[Records]

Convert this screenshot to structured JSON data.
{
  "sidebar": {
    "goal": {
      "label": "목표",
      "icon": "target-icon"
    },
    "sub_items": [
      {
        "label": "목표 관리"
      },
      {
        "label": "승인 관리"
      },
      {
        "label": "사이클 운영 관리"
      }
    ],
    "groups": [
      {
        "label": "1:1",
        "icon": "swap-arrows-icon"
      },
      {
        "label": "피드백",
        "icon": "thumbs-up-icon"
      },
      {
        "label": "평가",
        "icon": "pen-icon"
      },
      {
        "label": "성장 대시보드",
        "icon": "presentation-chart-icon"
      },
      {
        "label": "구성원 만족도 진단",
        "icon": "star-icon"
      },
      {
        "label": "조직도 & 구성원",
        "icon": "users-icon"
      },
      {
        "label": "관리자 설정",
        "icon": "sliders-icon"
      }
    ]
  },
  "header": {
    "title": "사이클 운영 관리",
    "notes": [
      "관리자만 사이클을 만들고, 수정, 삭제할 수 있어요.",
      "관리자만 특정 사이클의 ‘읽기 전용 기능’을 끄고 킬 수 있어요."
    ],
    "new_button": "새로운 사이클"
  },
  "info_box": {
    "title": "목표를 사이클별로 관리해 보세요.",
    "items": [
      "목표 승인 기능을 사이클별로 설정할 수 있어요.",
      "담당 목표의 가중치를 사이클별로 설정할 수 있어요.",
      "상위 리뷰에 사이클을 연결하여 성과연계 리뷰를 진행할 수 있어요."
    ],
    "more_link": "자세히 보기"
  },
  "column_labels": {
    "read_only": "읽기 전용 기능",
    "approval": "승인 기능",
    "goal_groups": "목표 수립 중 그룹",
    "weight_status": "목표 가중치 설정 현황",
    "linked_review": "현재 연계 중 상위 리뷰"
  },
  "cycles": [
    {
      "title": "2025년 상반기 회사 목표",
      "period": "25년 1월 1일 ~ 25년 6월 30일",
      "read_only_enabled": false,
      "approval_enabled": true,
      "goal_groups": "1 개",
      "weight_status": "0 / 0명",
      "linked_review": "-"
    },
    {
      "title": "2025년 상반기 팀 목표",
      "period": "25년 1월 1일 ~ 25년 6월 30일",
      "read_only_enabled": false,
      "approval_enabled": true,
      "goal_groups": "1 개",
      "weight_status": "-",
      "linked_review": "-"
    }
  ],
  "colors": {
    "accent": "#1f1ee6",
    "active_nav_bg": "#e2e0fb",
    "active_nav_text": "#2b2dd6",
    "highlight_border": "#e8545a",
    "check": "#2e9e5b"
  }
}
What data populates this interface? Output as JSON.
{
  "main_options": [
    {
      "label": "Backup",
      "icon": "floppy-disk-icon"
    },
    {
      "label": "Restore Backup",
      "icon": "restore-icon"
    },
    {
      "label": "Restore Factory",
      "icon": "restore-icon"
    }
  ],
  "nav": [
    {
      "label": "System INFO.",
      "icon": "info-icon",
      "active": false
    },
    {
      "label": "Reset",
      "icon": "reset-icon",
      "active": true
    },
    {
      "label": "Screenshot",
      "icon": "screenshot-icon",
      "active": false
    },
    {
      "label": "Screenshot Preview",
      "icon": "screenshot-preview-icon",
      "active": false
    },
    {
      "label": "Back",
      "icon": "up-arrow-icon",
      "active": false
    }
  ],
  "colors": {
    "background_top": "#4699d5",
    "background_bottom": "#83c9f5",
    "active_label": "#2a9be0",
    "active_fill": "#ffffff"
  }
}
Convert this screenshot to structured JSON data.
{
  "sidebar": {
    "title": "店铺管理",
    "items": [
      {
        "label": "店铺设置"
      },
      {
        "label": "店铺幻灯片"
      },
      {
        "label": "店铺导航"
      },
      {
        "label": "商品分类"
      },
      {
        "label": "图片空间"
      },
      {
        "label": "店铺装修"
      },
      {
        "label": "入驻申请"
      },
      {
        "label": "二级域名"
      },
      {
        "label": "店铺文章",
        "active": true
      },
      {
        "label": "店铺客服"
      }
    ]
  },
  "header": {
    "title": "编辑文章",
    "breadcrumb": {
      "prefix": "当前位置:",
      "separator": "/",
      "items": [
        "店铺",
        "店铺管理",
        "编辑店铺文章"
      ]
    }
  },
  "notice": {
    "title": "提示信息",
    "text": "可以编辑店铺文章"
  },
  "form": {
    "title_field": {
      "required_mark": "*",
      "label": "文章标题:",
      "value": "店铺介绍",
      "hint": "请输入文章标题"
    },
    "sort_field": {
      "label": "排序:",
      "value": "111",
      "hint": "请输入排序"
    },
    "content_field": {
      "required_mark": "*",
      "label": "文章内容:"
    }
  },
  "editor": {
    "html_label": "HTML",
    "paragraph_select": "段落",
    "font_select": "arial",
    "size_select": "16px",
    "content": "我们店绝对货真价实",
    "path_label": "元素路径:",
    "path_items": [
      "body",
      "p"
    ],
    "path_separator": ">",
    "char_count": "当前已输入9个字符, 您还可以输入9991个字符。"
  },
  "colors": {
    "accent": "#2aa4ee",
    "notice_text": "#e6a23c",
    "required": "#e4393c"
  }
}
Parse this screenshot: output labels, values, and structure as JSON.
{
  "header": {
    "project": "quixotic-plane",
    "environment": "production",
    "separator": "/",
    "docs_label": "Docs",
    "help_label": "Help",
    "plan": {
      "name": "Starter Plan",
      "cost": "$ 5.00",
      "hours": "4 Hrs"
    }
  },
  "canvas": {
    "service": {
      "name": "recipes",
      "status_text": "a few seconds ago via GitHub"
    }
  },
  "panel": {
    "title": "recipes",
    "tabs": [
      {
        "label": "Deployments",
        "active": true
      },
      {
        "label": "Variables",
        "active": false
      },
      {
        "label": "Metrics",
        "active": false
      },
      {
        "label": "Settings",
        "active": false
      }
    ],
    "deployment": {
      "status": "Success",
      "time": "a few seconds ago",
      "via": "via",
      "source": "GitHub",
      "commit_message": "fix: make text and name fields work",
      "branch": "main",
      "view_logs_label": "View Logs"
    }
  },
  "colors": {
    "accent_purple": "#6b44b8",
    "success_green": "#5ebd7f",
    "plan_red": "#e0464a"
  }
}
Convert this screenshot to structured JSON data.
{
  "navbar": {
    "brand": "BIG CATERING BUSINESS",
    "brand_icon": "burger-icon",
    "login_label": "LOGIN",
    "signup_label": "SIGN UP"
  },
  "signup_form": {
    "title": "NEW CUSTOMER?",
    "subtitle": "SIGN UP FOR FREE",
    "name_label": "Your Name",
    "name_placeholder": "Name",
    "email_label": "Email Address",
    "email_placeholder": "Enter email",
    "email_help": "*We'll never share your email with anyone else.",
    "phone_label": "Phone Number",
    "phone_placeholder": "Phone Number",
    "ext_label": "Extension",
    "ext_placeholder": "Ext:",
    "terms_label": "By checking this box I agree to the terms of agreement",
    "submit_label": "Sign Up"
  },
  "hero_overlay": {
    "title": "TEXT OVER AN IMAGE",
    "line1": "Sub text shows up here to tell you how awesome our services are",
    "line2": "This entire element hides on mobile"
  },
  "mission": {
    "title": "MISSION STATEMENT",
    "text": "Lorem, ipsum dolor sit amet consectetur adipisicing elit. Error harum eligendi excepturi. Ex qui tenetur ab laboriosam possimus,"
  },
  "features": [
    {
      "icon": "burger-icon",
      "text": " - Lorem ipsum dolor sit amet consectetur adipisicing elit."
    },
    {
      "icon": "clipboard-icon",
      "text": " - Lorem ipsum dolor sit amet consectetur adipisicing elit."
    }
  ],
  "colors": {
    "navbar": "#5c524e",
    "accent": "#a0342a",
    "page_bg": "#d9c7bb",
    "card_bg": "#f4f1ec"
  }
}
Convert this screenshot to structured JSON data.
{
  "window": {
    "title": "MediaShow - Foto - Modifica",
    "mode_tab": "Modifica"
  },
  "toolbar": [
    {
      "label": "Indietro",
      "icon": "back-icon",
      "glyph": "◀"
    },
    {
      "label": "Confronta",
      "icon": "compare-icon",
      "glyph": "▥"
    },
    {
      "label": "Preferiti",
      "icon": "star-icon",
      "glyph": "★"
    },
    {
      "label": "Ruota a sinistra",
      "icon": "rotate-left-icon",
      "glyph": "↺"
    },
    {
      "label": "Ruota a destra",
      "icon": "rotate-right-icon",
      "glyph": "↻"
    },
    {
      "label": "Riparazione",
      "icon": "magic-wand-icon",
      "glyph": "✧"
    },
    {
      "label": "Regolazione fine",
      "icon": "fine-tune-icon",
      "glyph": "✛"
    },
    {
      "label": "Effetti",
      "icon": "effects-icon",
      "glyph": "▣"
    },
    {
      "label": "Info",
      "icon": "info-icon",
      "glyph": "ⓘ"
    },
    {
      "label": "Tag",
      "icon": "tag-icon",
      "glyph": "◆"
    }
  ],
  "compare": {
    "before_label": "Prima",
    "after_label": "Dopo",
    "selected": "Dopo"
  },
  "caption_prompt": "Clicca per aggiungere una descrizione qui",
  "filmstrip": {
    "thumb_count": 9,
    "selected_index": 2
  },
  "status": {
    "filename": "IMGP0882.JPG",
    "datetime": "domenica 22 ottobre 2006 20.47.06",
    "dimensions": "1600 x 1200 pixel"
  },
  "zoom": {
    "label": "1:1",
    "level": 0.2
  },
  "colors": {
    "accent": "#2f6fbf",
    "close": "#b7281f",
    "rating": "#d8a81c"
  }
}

__What to work on__.
In the data above, tally the lines holding "사이클별로" and answer with the figure only.

__Worked solution__.
3